START INPUT RECORDS

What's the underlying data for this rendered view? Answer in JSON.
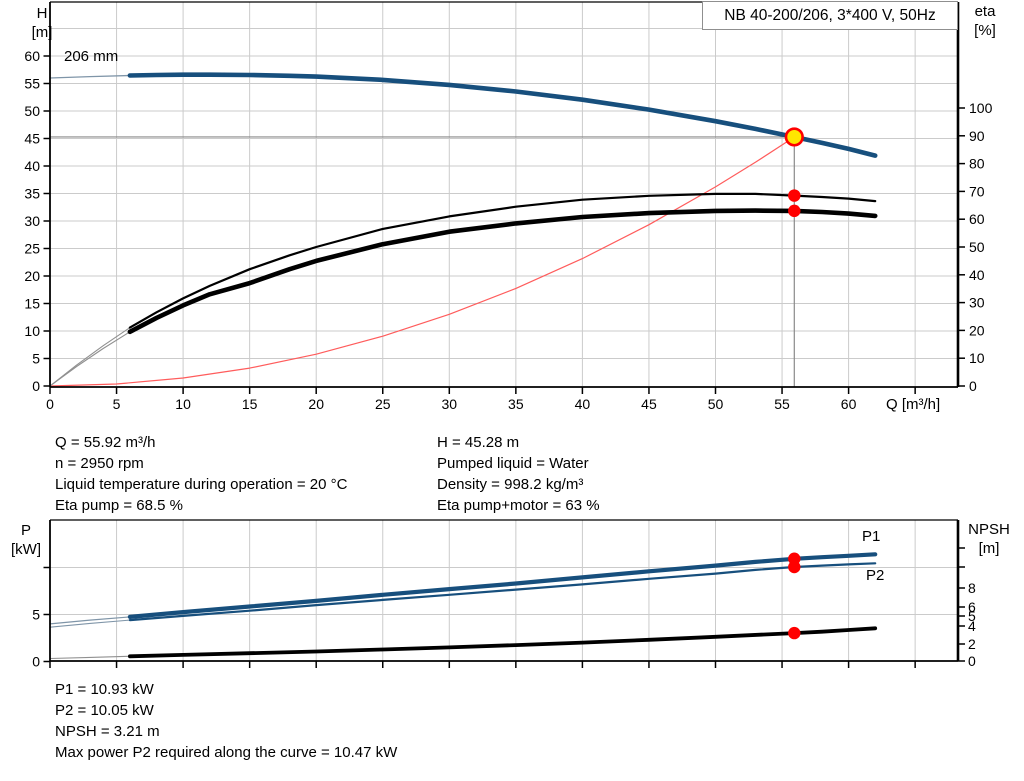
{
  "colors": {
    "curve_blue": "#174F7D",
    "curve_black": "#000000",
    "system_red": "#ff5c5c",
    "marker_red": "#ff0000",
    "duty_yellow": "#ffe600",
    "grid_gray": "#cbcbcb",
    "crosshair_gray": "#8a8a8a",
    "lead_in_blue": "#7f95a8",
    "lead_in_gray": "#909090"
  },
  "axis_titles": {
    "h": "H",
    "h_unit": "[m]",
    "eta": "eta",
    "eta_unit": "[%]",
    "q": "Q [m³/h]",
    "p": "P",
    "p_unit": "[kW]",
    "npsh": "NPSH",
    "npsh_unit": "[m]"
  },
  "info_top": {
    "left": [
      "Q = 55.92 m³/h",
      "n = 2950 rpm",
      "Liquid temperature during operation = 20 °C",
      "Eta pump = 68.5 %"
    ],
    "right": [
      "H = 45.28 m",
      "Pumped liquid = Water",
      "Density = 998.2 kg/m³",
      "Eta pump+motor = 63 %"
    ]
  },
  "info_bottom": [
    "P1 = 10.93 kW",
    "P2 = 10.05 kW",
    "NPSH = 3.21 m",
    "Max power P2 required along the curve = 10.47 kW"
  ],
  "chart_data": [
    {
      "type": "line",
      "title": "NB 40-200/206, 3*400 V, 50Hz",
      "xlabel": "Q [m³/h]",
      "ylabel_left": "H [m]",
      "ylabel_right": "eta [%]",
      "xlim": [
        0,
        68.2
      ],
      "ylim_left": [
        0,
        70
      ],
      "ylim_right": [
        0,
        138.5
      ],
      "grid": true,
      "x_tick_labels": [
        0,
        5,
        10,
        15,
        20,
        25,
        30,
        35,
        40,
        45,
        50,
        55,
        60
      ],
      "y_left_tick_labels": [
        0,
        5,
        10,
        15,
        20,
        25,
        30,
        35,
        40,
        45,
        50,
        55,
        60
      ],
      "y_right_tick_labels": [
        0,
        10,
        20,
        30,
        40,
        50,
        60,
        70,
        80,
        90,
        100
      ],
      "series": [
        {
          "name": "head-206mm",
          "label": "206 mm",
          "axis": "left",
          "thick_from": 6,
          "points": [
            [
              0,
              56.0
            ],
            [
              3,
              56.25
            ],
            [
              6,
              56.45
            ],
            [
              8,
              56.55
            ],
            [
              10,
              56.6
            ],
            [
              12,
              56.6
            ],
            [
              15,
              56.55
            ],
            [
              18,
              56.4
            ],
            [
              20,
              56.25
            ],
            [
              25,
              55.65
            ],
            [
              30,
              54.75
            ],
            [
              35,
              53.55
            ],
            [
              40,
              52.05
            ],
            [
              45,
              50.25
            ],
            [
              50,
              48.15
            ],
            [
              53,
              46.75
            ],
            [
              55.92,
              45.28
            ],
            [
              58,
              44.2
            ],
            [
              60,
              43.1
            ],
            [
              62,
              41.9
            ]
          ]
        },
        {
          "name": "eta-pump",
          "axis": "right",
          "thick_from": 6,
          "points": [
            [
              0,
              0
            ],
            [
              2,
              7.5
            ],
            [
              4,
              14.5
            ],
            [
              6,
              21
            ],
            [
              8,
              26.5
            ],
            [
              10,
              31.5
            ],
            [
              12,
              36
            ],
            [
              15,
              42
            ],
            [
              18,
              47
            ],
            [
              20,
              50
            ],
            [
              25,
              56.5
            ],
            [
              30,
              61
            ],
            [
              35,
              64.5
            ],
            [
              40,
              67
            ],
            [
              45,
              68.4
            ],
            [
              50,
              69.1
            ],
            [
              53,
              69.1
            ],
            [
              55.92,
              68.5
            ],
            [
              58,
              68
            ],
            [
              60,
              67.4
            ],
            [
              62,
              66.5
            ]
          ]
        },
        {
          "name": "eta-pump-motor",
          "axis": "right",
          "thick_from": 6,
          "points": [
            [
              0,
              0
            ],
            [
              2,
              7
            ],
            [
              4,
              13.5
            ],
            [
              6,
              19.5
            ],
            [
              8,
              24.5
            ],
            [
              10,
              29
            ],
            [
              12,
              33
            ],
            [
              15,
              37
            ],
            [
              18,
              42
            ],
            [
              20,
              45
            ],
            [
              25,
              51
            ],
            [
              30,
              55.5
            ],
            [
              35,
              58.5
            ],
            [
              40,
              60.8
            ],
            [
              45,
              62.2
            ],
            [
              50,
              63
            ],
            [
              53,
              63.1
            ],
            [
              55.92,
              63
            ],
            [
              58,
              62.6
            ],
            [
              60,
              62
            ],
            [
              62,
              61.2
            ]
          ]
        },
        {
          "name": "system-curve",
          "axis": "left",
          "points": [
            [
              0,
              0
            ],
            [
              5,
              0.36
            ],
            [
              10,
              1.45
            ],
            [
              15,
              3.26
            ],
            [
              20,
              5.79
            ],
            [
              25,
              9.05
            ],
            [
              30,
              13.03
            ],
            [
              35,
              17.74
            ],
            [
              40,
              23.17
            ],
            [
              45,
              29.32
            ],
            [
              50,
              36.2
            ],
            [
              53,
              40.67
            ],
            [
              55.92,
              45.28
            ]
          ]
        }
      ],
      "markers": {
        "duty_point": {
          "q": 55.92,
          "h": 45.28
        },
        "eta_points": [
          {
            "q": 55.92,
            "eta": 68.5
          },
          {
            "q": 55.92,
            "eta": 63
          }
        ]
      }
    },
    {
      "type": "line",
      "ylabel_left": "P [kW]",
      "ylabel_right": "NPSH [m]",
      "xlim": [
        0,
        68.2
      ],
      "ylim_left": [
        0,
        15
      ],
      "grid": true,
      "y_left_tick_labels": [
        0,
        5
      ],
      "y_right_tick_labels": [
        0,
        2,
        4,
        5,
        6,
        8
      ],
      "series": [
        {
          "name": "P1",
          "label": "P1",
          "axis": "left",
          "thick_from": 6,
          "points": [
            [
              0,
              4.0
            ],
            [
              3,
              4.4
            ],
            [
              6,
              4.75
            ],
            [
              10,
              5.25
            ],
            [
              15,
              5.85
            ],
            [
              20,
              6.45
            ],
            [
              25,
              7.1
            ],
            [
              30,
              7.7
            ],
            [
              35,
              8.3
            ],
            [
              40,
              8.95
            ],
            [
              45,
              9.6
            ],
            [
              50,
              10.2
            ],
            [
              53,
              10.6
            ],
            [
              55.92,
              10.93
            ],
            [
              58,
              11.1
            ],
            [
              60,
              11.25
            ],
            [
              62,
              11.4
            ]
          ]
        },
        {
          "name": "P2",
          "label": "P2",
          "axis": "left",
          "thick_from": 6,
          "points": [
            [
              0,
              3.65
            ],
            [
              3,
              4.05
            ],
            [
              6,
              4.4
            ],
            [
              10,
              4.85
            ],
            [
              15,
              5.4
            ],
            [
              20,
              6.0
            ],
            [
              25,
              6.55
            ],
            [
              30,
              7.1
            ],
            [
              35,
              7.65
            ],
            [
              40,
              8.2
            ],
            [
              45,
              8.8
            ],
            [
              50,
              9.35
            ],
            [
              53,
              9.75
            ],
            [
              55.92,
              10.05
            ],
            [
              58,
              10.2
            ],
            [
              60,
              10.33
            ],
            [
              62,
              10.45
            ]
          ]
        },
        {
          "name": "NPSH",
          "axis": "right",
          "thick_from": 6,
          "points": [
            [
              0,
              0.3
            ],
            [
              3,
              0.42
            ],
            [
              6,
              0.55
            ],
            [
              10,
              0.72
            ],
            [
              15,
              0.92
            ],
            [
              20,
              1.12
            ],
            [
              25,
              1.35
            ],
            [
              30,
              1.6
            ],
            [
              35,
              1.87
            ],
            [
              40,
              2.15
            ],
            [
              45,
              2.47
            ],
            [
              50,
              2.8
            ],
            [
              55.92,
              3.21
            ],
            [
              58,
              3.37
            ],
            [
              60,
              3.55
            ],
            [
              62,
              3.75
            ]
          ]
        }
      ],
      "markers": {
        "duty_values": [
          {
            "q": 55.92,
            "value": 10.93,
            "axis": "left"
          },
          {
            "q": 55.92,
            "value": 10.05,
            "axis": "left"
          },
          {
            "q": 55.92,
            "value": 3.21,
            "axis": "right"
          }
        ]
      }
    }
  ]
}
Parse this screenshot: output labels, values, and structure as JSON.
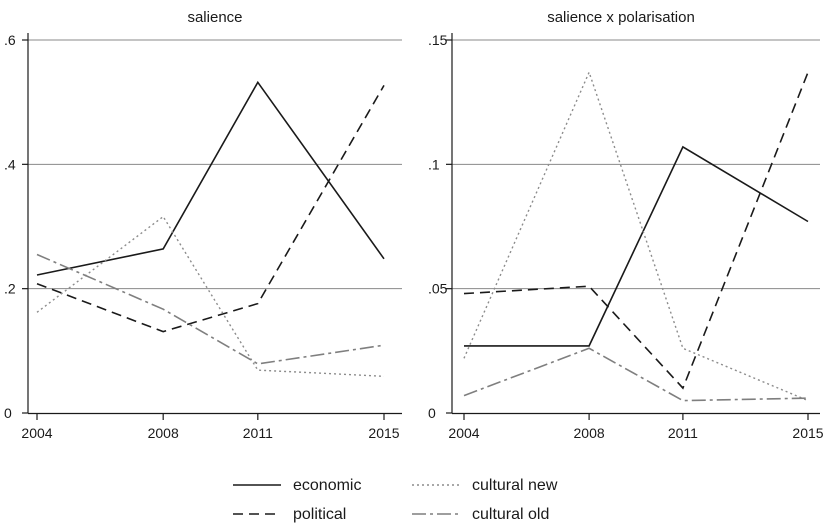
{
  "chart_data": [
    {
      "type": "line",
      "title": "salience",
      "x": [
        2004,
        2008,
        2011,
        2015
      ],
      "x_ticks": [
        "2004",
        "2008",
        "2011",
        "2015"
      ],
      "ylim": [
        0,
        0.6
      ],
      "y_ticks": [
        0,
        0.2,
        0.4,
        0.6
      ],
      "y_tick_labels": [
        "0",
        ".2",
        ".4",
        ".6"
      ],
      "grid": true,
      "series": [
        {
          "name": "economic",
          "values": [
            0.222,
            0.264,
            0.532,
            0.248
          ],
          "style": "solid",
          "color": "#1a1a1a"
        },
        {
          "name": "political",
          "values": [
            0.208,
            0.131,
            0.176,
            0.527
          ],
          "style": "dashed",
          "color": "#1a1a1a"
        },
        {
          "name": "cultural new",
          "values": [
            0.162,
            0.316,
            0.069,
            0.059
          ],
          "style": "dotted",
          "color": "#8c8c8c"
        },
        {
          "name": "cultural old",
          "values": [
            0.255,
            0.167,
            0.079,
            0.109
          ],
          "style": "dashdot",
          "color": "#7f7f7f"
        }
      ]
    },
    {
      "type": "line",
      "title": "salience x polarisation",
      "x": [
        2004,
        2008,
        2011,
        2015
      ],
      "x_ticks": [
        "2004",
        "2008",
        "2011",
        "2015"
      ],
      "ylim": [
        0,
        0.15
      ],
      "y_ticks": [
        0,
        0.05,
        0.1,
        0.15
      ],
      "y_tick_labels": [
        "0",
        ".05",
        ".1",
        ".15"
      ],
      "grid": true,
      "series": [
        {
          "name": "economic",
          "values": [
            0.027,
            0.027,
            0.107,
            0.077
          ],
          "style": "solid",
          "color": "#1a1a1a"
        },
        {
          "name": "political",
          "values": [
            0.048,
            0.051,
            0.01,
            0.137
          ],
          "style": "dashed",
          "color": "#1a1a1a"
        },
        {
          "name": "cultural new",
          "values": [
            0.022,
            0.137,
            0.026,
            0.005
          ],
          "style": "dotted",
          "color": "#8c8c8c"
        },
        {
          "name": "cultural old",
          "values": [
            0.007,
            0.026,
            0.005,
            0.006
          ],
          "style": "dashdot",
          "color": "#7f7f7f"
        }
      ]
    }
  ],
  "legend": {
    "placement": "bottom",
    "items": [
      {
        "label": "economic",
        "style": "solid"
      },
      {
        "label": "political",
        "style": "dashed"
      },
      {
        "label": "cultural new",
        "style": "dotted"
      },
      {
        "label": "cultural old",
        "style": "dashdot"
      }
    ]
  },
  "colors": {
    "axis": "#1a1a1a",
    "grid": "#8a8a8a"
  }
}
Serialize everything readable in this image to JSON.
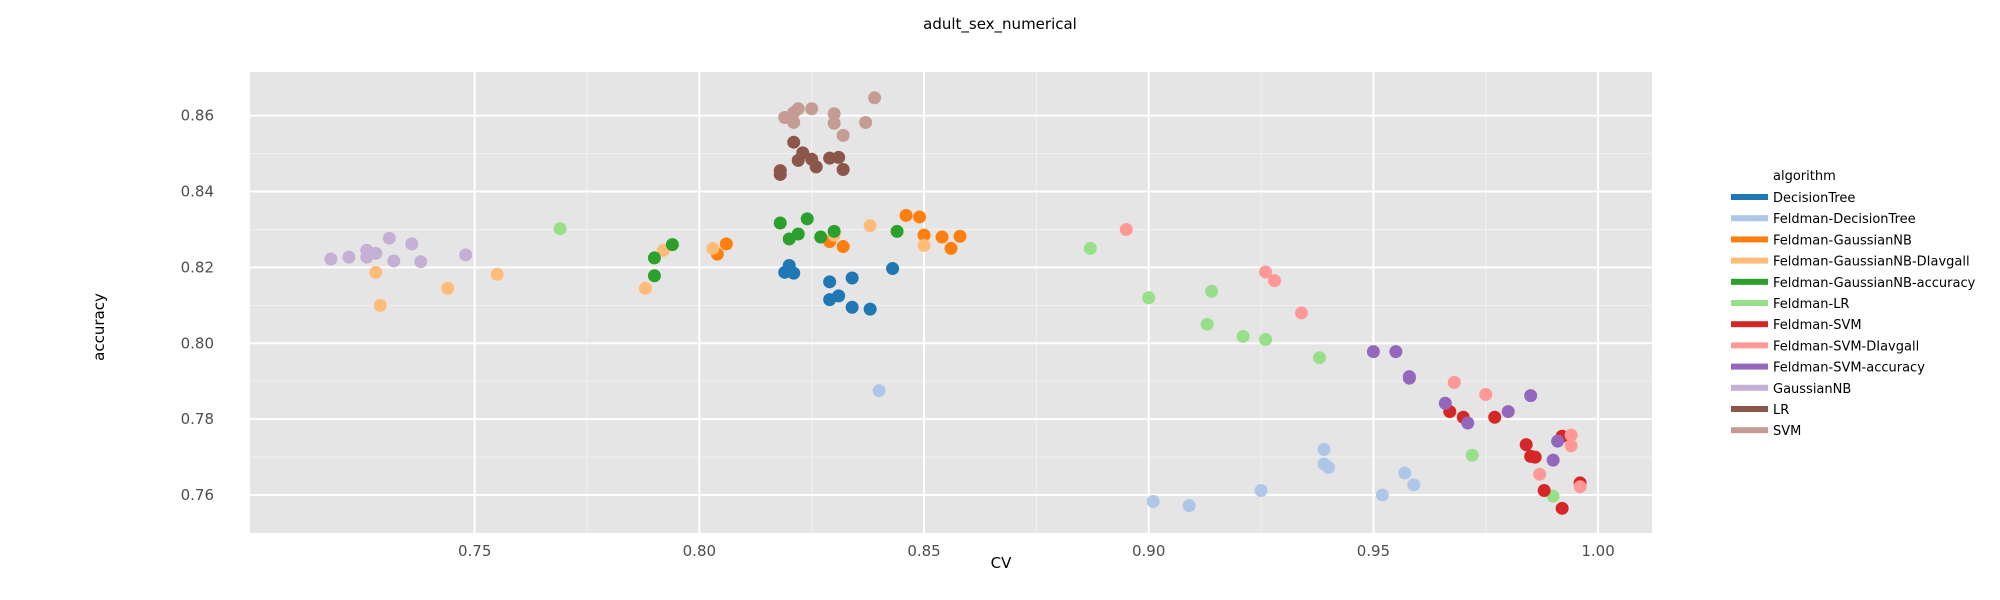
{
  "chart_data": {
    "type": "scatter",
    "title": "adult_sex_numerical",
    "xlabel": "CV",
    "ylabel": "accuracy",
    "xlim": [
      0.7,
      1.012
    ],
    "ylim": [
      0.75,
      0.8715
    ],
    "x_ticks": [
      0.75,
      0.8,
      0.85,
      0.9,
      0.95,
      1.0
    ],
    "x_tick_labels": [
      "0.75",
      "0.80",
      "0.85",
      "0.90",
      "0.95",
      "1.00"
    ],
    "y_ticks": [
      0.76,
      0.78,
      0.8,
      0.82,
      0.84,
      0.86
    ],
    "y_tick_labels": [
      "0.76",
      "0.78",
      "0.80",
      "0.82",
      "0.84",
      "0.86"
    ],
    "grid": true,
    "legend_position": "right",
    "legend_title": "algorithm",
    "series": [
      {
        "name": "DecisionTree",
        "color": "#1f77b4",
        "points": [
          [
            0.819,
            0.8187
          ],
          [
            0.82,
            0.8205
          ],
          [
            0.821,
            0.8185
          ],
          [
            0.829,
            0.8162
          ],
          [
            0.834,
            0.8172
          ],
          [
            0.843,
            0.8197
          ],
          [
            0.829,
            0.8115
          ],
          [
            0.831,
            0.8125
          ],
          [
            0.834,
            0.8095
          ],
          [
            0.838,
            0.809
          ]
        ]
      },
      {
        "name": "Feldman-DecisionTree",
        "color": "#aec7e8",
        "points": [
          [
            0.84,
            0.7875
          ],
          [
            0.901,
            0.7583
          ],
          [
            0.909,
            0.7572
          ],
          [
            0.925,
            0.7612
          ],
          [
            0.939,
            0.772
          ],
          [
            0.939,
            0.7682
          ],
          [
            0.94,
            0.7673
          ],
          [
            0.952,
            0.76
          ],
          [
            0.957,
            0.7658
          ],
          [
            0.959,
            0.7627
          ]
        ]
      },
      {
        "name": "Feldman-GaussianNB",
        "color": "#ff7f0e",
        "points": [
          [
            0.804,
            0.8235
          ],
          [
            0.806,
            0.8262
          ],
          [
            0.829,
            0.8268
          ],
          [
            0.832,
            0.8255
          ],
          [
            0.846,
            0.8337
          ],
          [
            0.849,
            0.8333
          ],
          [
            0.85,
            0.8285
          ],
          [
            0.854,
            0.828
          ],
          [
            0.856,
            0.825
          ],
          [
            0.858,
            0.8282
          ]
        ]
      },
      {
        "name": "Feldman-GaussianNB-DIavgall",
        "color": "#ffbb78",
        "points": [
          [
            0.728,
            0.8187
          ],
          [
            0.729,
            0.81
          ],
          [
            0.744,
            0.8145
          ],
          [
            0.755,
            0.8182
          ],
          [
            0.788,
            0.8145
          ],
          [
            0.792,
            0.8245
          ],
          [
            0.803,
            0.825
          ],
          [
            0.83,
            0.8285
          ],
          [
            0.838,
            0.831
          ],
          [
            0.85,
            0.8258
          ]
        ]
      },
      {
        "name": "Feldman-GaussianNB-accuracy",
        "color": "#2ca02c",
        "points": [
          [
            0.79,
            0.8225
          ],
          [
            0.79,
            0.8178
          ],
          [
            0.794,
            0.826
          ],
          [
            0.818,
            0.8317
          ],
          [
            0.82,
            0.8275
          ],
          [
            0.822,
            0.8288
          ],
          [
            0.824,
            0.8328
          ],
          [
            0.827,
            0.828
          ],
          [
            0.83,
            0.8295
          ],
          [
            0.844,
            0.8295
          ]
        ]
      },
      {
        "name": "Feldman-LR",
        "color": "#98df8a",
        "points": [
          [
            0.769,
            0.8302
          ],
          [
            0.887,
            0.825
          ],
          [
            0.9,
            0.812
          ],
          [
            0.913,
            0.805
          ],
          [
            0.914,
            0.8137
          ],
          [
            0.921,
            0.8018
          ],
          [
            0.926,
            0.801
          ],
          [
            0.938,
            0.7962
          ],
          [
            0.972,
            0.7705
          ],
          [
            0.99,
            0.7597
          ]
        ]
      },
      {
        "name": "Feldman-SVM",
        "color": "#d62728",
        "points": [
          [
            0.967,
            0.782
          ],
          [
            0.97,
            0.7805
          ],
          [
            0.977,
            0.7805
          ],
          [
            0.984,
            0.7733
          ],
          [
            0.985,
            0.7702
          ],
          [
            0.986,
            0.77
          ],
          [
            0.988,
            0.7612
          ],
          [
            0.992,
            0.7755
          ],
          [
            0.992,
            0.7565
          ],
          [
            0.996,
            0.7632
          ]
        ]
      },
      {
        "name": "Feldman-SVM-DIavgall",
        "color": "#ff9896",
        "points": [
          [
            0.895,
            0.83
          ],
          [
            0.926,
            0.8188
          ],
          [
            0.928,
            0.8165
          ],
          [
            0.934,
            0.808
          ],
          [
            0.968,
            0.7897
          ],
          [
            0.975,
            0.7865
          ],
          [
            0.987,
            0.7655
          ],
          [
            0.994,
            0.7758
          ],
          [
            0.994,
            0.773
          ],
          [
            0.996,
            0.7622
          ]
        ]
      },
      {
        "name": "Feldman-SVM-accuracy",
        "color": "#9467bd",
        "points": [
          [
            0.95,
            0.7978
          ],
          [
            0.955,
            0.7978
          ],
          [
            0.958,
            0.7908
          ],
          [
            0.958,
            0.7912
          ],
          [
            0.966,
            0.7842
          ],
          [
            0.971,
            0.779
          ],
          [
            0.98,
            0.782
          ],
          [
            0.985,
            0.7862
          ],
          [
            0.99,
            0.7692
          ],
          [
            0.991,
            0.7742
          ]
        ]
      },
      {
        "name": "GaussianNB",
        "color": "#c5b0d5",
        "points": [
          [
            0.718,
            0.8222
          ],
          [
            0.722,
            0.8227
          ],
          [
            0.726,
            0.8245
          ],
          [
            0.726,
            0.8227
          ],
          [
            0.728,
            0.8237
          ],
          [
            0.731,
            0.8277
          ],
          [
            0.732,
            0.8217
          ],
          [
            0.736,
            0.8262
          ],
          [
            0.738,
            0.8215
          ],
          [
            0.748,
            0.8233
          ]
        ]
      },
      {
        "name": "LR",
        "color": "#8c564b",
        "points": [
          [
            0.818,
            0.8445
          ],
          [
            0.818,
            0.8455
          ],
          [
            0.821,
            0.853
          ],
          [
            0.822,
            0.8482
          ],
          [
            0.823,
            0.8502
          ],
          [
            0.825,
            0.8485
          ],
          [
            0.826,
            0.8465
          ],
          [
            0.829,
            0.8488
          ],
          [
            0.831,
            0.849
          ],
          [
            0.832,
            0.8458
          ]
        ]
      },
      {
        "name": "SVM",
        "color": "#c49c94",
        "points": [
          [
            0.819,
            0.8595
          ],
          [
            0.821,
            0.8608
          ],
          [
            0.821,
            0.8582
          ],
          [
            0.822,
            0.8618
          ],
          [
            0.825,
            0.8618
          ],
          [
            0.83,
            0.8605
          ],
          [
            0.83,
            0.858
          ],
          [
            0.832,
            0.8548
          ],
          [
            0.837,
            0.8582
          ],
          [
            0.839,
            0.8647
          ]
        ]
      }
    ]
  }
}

END INPUT RECORDS

### [YOUR GOAL]
Select every line in the records above that contains the word "accuracy".

### [SOLUTION BELOW]
    "ylabel": "accuracy",
        "name": "Feldman-GaussianNB-accuracy",
        "name": "Feldman-SVM-accuracy",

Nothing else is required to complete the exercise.